> **Written problem**: Set every record down verbatim and omit the pictures.

> **Record extracts**:
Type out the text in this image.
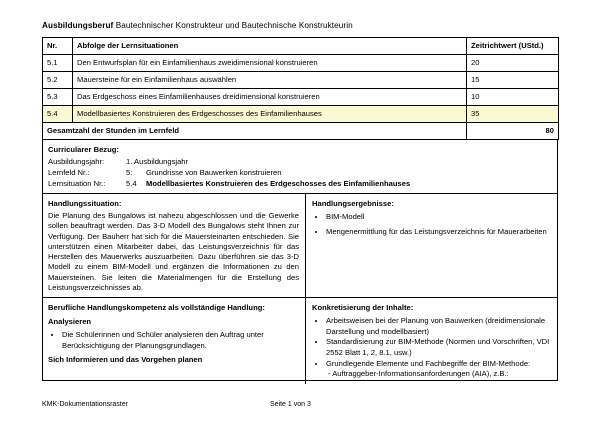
Ausbildungsberuf Bautechnischer Konstrukteur und Bautechnische Konstrukteurin
Nr.	Abfolge der Lernsituationen	Zeitrichtwert (UStd.)
5.1	Den Entwurfsplan für ein Einfamilienhaus zweidimensional konstruieren	20
5.2	Mauersteine für ein Einfamilienhaus auswählen	15
5.3	Das Erdgeschoss eines Einfamilienhauses dreidimensional konstruieren	10
5.4	Modellbasiertes Konstruieren des Erdgeschosses des Einfamilienhauses	35
Gesamtzahl der Stunden im Lernfeld		80
Curricularer Bezug:
Ausbildungsjahr:	1. Ausbildungsjahr
Lernfeld Nr.:	5: Grundrisse von Bauwerken konstruieren
Lernsituation Nr.:	5.4 Modellbasiertes Konstruieren des Erdgeschosses des Einfamilienhauses
Handlungssituation:
Die Planung des Bungalows ist nahezu abgeschlossen und die Gewerke sollen beauftragt werden. Das 3-D Modell des Bungalows steht Ihnen zur Verfügung. Der Bauherr hat sich für die Mauersteinarten entschieden. Sie unterstützen einen Mitarbeiter dabei, das Leistungsverzeichnis für das Herstellen des Mauerwerks auszuarbeiten. Dazu überführen sie das 3-D Modell zu einem BIM-Modell und ergänzen die Informationen zu den Mauersteinen. Sie leiten die Materialmengen für die Erstellung des Leistungsverzeichnisses ab.
Handlungsergebnisse:
• BIM-Modell
• Mengenermittlung für das Leistungsverzeichnis für Mauerarbeiten
Berufliche Handlungskompetenz als vollständige Handlung:
Analysieren
• Die Schülerinnen und Schüler analysieren den Auftrag unter Berücksichtigung der Planungsgrundlagen.
Sich Informieren und das Vorgehen planen
Konkretisierung der Inhalte:
• Arbeitsweisen bei der Planung von Bauwerken (dreidimensionale Darstellung und modellbasiert)
• Standardisierung zur BIM-Methode (Normen und Vorschriften, VDI 2552 Blatt 1, 2, 8.1, usw.)
• Grundlegende Elemente und Fachbegriffe der BIM-Methode:
- Auftraggeber-Informationsanforderungen (AIA), z.B.:
KMK-Dokumentationsraster	Seite 1 von 3
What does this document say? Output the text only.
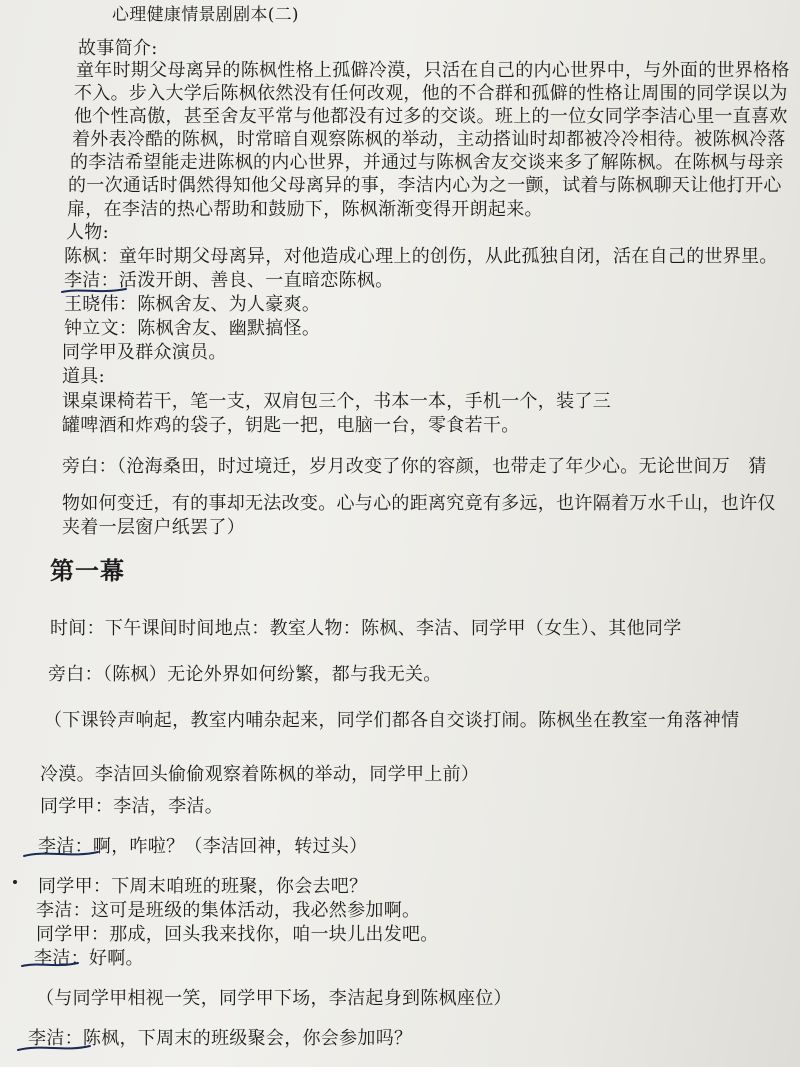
心理健康情景剧剧本(二)
故事简介:
童年时期父母离异的陈枫性格上孤僻冷漠，只活在自己的内心世界中，与外面的世界格格
不入。步入大学后陈枫依然没有任何改观，他的不合群和孤僻的性格让周围的同学误以为
他个性高傲，甚至舍友平常与他都没有过多的交谈。班上的一位女同学李洁心里一直喜欢
着外表冷酷的陈枫，时常暗自观察陈枫的举动，主动搭讪时却都被冷冷相待。被陈枫冷落
的李洁希望能走进陈枫的内心世界，并通过与陈枫舍友交谈来多了解陈枫。在陈枫与母亲
的一次通话时偶然得知他父母离异的事，李洁内心为之一颤，试着与陈枫聊天让他打开心
扉，在李洁的热心帮助和鼓励下，陈枫渐渐变得开朗起来。
人物:
陈枫：童年时期父母离异，对他造成心理上的创伤，从此孤独自闭，活在自己的世界里。
李洁：活泼开朗、善良、一直暗恋陈枫。
王晓伟：陈枫舍友、为人豪爽。
钟立文：陈枫舍友、幽默搞怪。
同学甲及群众演员。
道具:
课桌课椅若干，笔一支，双肩包三个，书本一本，手机一个，装了三
罐啤酒和炸鸡的袋子，钥匙一把，电脑一台，零食若干。
旁白：（沧海桑田，时过境迁，岁月改变了你的容颜，也带走了年少心。无论世间万　猜
物如何变迁，有的事却无法改变。心与心的距离究竟有多远，也许隔着万水千山，也许仅
夹着一层窗户纸罢了）
第一幕
时间：下午课间时间地点：教室人物：陈枫、李洁、同学甲（女生）、其他同学
旁白：（陈枫）无论外界如何纷繁，都与我无关。
（下课铃声响起，教室内哺杂起来，同学们都各自交谈打闹。陈枫坐在教室一角落神情
冷漠。李洁回头偷偷观察着陈枫的举动，同学甲上前）
同学甲：李洁，李洁。
李洁：啊，咋啦？（李洁回神，转过头）
同学甲：下周末咱班的班聚，你会去吧？
李洁：这可是班级的集体活动，我必然参加啊。
同学甲：那成，回头我来找你，咱一块儿出发吧。
李洁：好啊。
（与同学甲相视一笑，同学甲下场，李洁起身到陈枫座位）
李洁：陈枫，下周末的班级聚会，你会参加吗？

> **Output below**:
Type out the text in this image.
Ausbildungsberuf Bautechnischer Konstrukteur und Bautechnische Konstrukteurin
Nr.	Abfolge der Lernsituationen	Zeitrichtwert (UStd.)
5.1	Den Entwurfsplan für ein Einfamilienhaus zweidimensional konstruieren	20
5.2	Mauersteine für ein Einfamilienhaus auswählen	15
5.3	Das Erdgeschoss eines Einfamilienhauses dreidimensional konstruieren	10
5.4	Modellbasiertes Konstruieren des Erdgeschosses des Einfamilienhauses	35
Gesamtzahl der Stunden im Lernfeld		80
Curricularer Bezug:
Ausbildungsjahr:	1. Ausbildungsjahr
Lernfeld Nr.:	5: Grundrisse von Bauwerken konstruieren
Lernsituation Nr.:	5.4 Modellbasiertes Konstruieren des Erdgeschosses des Einfamilienhauses
Handlungssituation:
Die Planung des Bungalows ist nahezu abgeschlossen und die Gewerke sollen beauftragt werden. Das 3-D Modell des Bungalows steht Ihnen zur Verfügung. Der Bauherr hat sich für die Mauersteinarten entschieden. Sie unterstützen einen Mitarbeiter dabei, das Leistungsverzeichnis für das Herstellen des Mauerwerks auszuarbeiten. Dazu überführen sie das 3-D Modell zu einem BIM-Modell und ergänzen die Informationen zu den Mauersteinen. Sie leiten die Materialmengen für die Erstellung des Leistungsverzeichnisses ab.
Handlungsergebnisse:
• BIM-Modell
• Mengenermittlung für das Leistungsverzeichnis für Mauerarbeiten
Berufliche Handlungskompetenz als vollständige Handlung:
Analysieren
• Die Schülerinnen und Schüler analysieren den Auftrag unter Berücksichtigung der Planungsgrundlagen.
Sich Informieren und das Vorgehen planen
Konkretisierung der Inhalte:
• Arbeitsweisen bei der Planung von Bauwerken (dreidimensionale Darstellung und modellbasiert)
• Standardisierung zur BIM-Methode (Normen und Vorschriften, VDI 2552 Blatt 1, 2, 8.1, usw.)
• Grundlegende Elemente und Fachbegriffe der BIM-Methode:
- Auftraggeber-Informationsanforderungen (AIA), z.B.:
KMK-Dokumentationsraster	Seite 1 von 3
What does this document say? Output the text only.
心理健康情景剧剧本(二)
故事简介:
童年时期父母离异的陈枫性格上孤僻冷漠，只活在自己的内心世界中，与外面的世界格格
不入。步入大学后陈枫依然没有任何改观，他的不合群和孤僻的性格让周围的同学误以为
他个性高傲，甚至舍友平常与他都没有过多的交谈。班上的一位女同学李洁心里一直喜欢
着外表冷酷的陈枫，时常暗自观察陈枫的举动，主动搭讪时却都被冷冷相待。被陈枫冷落
的李洁希望能走进陈枫的内心世界，并通过与陈枫舍友交谈来多了解陈枫。在陈枫与母亲
的一次通话时偶然得知他父母离异的事，李洁内心为之一颤，试着与陈枫聊天让他打开心
扉，在李洁的热心帮助和鼓励下，陈枫渐渐变得开朗起来。
人物:
陈枫：童年时期父母离异，对他造成心理上的创伤，从此孤独自闭，活在自己的世界里。
李洁：活泼开朗、善良、一直暗恋陈枫。
王晓伟：陈枫舍友、为人豪爽。
钟立文：陈枫舍友、幽默搞怪。
同学甲及群众演员。
道具:
课桌课椅若干，笔一支，双肩包三个，书本一本，手机一个，装了三
罐啤酒和炸鸡的袋子，钥匙一把，电脑一台，零食若干。
旁白：（沧海桑田，时过境迁，岁月改变了你的容颜，也带走了年少心。无论世间万　猜
物如何变迁，有的事却无法改变。心与心的距离究竟有多远，也许隔着万水千山，也许仅
夹着一层窗户纸罢了）
第一幕
时间：下午课间时间地点：教室人物：陈枫、李洁、同学甲（女生）、其他同学
旁白：（陈枫）无论外界如何纷繁，都与我无关。
（下课铃声响起，教室内哺杂起来，同学们都各自交谈打闹。陈枫坐在教室一角落神情
冷漠。李洁回头偷偷观察着陈枫的举动，同学甲上前）
同学甲：李洁，李洁。
李洁：啊，咋啦？（李洁回神，转过头）
同学甲：下周末咱班的班聚，你会去吧？
李洁：这可是班级的集体活动，我必然参加啊。
同学甲：那成，回头我来找你，咱一块儿出发吧。
李洁：好啊。
（与同学甲相视一笑，同学甲下场，李洁起身到陈枫座位）
李洁：陈枫，下周末的班级聚会，你会参加吗？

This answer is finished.